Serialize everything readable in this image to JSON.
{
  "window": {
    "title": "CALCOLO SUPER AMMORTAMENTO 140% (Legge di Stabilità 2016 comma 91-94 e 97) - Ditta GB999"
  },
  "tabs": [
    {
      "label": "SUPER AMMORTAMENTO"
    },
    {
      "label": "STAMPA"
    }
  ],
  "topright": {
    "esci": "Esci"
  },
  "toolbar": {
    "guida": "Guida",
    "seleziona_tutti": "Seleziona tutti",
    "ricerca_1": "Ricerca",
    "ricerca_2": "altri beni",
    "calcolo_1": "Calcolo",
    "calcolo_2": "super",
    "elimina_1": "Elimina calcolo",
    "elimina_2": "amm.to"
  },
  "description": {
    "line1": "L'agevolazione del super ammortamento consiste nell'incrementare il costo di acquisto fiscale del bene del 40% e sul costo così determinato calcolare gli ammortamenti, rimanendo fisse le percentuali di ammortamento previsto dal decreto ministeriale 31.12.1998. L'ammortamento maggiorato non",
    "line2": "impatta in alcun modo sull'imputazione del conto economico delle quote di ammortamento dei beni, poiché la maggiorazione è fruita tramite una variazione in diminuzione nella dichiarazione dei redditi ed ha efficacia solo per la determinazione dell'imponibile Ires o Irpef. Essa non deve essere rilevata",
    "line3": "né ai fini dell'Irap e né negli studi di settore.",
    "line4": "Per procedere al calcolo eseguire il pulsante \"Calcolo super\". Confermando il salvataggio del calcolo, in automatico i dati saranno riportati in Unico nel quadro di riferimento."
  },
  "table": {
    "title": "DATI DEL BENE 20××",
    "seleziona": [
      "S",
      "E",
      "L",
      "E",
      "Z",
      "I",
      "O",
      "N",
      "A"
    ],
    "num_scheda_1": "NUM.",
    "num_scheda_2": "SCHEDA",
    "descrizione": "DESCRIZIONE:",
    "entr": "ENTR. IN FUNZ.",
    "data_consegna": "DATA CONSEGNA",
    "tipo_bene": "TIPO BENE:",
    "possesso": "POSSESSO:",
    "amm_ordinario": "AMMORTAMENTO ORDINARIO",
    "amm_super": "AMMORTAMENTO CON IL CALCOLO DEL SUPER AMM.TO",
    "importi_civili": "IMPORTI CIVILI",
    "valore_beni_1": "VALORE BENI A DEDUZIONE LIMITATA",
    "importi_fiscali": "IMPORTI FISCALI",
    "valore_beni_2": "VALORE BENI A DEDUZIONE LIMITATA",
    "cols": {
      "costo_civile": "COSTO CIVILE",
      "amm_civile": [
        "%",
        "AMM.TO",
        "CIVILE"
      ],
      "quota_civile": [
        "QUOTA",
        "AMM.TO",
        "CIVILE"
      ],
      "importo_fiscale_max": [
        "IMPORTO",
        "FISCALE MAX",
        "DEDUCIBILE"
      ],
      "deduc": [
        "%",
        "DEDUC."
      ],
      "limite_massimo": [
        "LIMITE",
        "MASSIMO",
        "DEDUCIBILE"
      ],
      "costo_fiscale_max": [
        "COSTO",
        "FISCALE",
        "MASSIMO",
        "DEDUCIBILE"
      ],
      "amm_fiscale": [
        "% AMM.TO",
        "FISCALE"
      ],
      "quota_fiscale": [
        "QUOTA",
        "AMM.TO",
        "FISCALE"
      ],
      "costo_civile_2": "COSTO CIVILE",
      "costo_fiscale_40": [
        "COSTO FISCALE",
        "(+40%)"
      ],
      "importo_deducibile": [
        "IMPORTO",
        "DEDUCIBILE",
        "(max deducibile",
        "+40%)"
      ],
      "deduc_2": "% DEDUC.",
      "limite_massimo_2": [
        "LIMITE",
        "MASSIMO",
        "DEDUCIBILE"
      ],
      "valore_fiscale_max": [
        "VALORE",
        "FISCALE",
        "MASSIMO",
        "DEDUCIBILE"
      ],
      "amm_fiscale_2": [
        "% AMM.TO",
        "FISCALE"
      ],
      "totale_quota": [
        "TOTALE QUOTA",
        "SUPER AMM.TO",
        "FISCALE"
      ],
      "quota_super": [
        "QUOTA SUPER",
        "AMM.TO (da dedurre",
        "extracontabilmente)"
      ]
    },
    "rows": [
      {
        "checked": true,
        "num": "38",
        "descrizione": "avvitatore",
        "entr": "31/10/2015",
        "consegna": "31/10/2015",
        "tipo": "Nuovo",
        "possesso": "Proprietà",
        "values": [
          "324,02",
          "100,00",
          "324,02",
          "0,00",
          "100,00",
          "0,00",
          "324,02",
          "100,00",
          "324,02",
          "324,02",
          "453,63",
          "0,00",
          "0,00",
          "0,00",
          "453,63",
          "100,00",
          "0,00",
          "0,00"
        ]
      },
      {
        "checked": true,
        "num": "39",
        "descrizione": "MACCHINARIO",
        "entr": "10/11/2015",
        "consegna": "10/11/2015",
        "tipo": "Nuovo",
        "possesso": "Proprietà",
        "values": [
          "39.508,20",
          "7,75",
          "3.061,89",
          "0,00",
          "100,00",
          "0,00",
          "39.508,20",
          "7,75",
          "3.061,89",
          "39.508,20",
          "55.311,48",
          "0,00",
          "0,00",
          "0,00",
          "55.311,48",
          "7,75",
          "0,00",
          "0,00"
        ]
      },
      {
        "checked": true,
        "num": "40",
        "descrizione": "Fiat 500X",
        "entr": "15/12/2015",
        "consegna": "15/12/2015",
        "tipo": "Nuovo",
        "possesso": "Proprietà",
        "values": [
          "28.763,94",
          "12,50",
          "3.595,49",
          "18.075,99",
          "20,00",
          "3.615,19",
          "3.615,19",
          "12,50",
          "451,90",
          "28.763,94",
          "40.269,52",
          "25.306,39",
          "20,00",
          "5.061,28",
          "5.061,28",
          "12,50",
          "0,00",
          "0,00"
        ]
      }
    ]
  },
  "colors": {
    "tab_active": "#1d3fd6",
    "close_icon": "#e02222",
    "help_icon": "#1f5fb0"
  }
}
┄┄┄┄┄┄┄┄┄┄
Copy out each record, keeping every word as it is.

Serialize everything readable in this image to JSON.
{
  "window": {
    "title": "CALCOLO SUPER AMMORTAMENTO 140% (Legge di Stabilità 2016 comma 91-94 e 97) - Ditta GB999"
  },
  "tabs": [
    {
      "label": "SUPER AMMORTAMENTO"
    },
    {
      "label": "STAMPA"
    }
  ],
  "topright": {
    "esci": "Esci"
  },
  "toolbar": {
    "guida": "Guida",
    "seleziona_tutti": "Seleziona tutti",
    "ricerca_1": "Ricerca",
    "ricerca_2": "altri beni",
    "calcolo_1": "Calcolo",
    "calcolo_2": "super",
    "elimina_1": "Elimina calcolo",
    "elimina_2": "amm.to"
  },
  "description": {
    "line1": "L'agevolazione del super ammortamento consiste nell'incrementare il costo di acquisto fiscale del bene del 40% e sul costo così determinato calcolare gli ammortamenti, rimanendo fisse le percentuali di ammortamento previsto dal decreto ministeriale 31.12.1998. L'ammortamento maggiorato non",
    "line2": "impatta in alcun modo sull'imputazione del conto economico delle quote di ammortamento dei beni, poiché la maggiorazione è fruita tramite una variazione in diminuzione nella dichiarazione dei redditi ed ha efficacia solo per la determinazione dell'imponibile Ires o Irpef. Essa non deve essere rilevata",
    "line3": "né ai fini dell'Irap e né negli studi di settore.",
    "line4": "Per procedere al calcolo eseguire il pulsante \"Calcolo super\". Confermando il salvataggio del calcolo, in automatico i dati saranno riportati in Unico nel quadro di riferimento."
  },
  "table": {
    "title": "DATI DEL BENE 20××",
    "seleziona": [
      "S",
      "E",
      "L",
      "E",
      "Z",
      "I",
      "O",
      "N",
      "A"
    ],
    "num_scheda_1": "NUM.",
    "num_scheda_2": "SCHEDA",
    "descrizione": "DESCRIZIONE:",
    "entr": "ENTR. IN FUNZ.",
    "data_consegna": "DATA CONSEGNA",
    "tipo_bene": "TIPO BENE:",
    "possesso": "POSSESSO:",
    "amm_ordinario": "AMMORTAMENTO ORDINARIO",
    "amm_super": "AMMORTAMENTO CON IL CALCOLO DEL SUPER AMM.TO",
    "importi_civili": "IMPORTI CIVILI",
    "valore_beni_1": "VALORE BENI A DEDUZIONE LIMITATA",
    "importi_fiscali": "IMPORTI FISCALI",
    "valore_beni_2": "VALORE BENI A DEDUZIONE LIMITATA",
    "cols": {
      "costo_civile": "COSTO CIVILE",
      "amm_civile": [
        "%",
        "AMM.TO",
        "CIVILE"
      ],
      "quota_civile": [
        "QUOTA",
        "AMM.TO",
        "CIVILE"
      ],
      "importo_fiscale_max": [
        "IMPORTO",
        "FISCALE MAX",
        "DEDUCIBILE"
      ],
      "deduc": [
        "%",
        "DEDUC."
      ],
      "limite_massimo": [
        "LIMITE",
        "MASSIMO",
        "DEDUCIBILE"
      ],
      "costo_fiscale_max": [
        "COSTO",
        "FISCALE",
        "MASSIMO",
        "DEDUCIBILE"
      ],
      "amm_fiscale": [
        "% AMM.TO",
        "FISCALE"
      ],
      "quota_fiscale": [
        "QUOTA",
        "AMM.TO",
        "FISCALE"
      ],
      "costo_civile_2": "COSTO CIVILE",
      "costo_fiscale_40": [
        "COSTO FISCALE",
        "(+40%)"
      ],
      "importo_deducibile": [
        "IMPORTO",
        "DEDUCIBILE",
        "(max deducibile",
        "+40%)"
      ],
      "deduc_2": "% DEDUC.",
      "limite_massimo_2": [
        "LIMITE",
        "MASSIMO",
        "DEDUCIBILE"
      ],
      "valore_fiscale_max": [
        "VALORE",
        "FISCALE",
        "MASSIMO",
        "DEDUCIBILE"
      ],
      "amm_fiscale_2": [
        "% AMM.TO",
        "FISCALE"
      ],
      "totale_quota": [
        "TOTALE QUOTA",
        "SUPER AMM.TO",
        "FISCALE"
      ],
      "quota_super": [
        "QUOTA SUPER",
        "AMM.TO (da dedurre",
        "extracontabilmente)"
      ]
    },
    "rows": [
      {
        "checked": true,
        "num": "38",
        "descrizione": "avvitatore",
        "entr": "31/10/2015",
        "consegna": "31/10/2015",
        "tipo": "Nuovo",
        "possesso": "Proprietà",
        "values": [
          "324,02",
          "100,00",
          "324,02",
          "0,00",
          "100,00",
          "0,00",
          "324,02",
          "100,00",
          "324,02",
          "324,02",
          "453,63",
          "0,00",
          "0,00",
          "0,00",
          "453,63",
          "100,00",
          "0,00",
          "0,00"
        ]
      },
      {
        "checked": true,
        "num": "39",
        "descrizione": "MACCHINARIO",
        "entr": "10/11/2015",
        "consegna": "10/11/2015",
        "tipo": "Nuovo",
        "possesso": "Proprietà",
        "values": [
          "39.508,20",
          "7,75",
          "3.061,89",
          "0,00",
          "100,00",
          "0,00",
          "39.508,20",
          "7,75",
          "3.061,89",
          "39.508,20",
          "55.311,48",
          "0,00",
          "0,00",
          "0,00",
          "55.311,48",
          "7,75",
          "0,00",
          "0,00"
        ]
      },
      {
        "checked": true,
        "num": "40",
        "descrizione": "Fiat 500X",
        "entr": "15/12/2015",
        "consegna": "15/12/2015",
        "tipo": "Nuovo",
        "possesso": "Proprietà",
        "values": [
          "28.763,94",
          "12,50",
          "3.595,49",
          "18.075,99",
          "20,00",
          "3.615,19",
          "3.615,19",
          "12,50",
          "451,90",
          "28.763,94",
          "40.269,52",
          "25.306,39",
          "20,00",
          "5.061,28",
          "5.061,28",
          "12,50",
          "0,00",
          "0,00"
        ]
      }
    ]
  },
  "colors": {
    "tab_active": "#1d3fd6",
    "close_icon": "#e02222",
    "help_icon": "#1f5fb0"
  }
}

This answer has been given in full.